A block of data
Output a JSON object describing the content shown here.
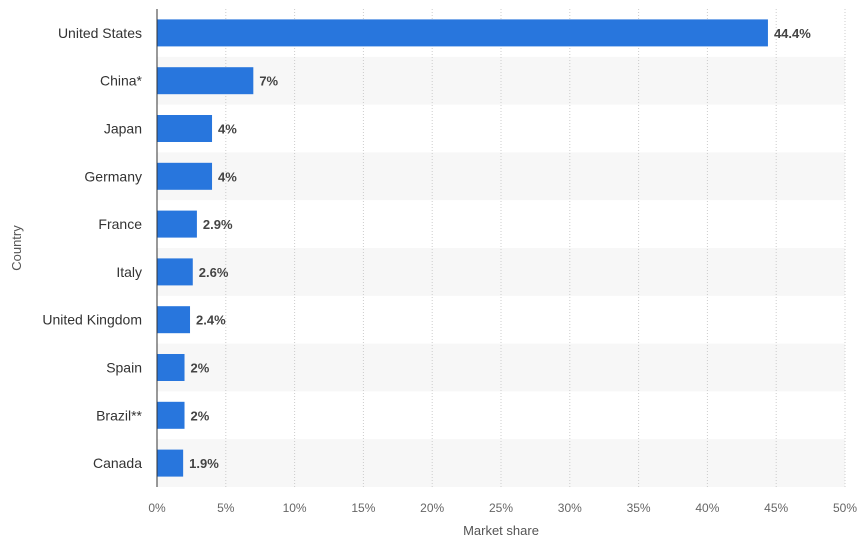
{
  "chart_data": {
    "type": "bar",
    "orientation": "horizontal",
    "categories": [
      "United States",
      "China*",
      "Japan",
      "Germany",
      "France",
      "Italy",
      "United Kingdom",
      "Spain",
      "Brazil**",
      "Canada"
    ],
    "values": [
      44.4,
      7,
      4,
      4,
      2.9,
      2.6,
      2.4,
      2,
      2,
      1.9
    ],
    "value_labels": [
      "44.4%",
      "7%",
      "4%",
      "4%",
      "2.9%",
      "2.6%",
      "2.4%",
      "2%",
      "2%",
      "1.9%"
    ],
    "xlabel": "Market share",
    "ylabel": "Country",
    "xlim": [
      0,
      50
    ],
    "xticks": [
      0,
      5,
      10,
      15,
      20,
      25,
      30,
      35,
      40,
      45,
      50
    ],
    "xtick_labels": [
      "0%",
      "5%",
      "10%",
      "15%",
      "20%",
      "25%",
      "30%",
      "35%",
      "40%",
      "45%",
      "50%"
    ],
    "grid": "vertical dotted",
    "legend": "none",
    "colors": {
      "bar": "#2876dd",
      "band": "#f7f7f7",
      "grid": "#cccccc",
      "axis": "#333333"
    }
  }
}
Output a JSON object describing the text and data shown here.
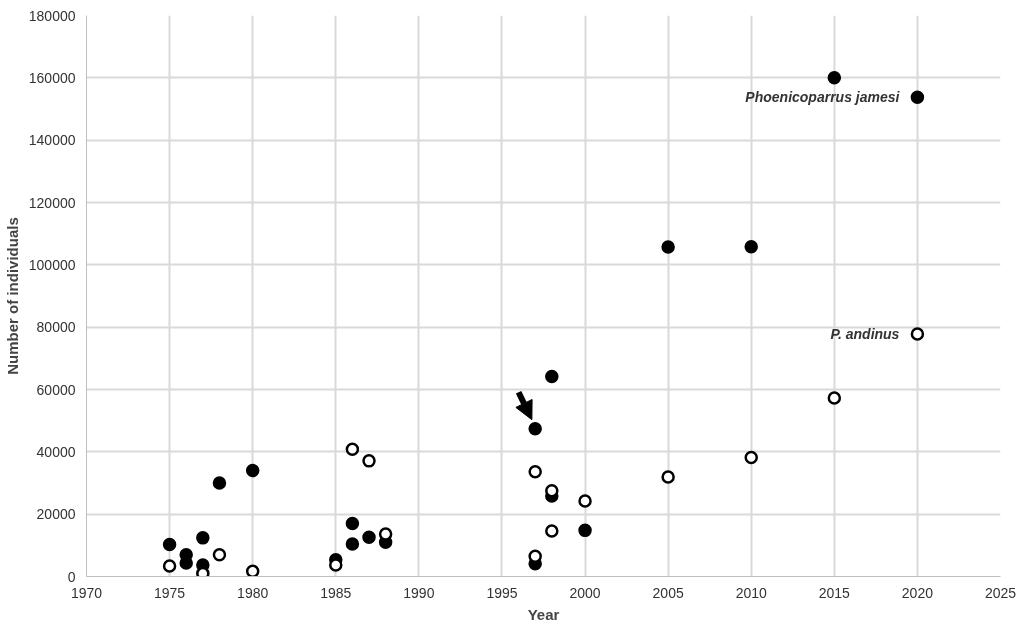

→ **WHAT IS REQUIRED**:
Pick out each line above that includes "describing" and show it.

→ **ANSWER FOR THIS EXERCISE**:
Output a JSON object describing the content shown here.
Output a JSON object describing the text and data shown here.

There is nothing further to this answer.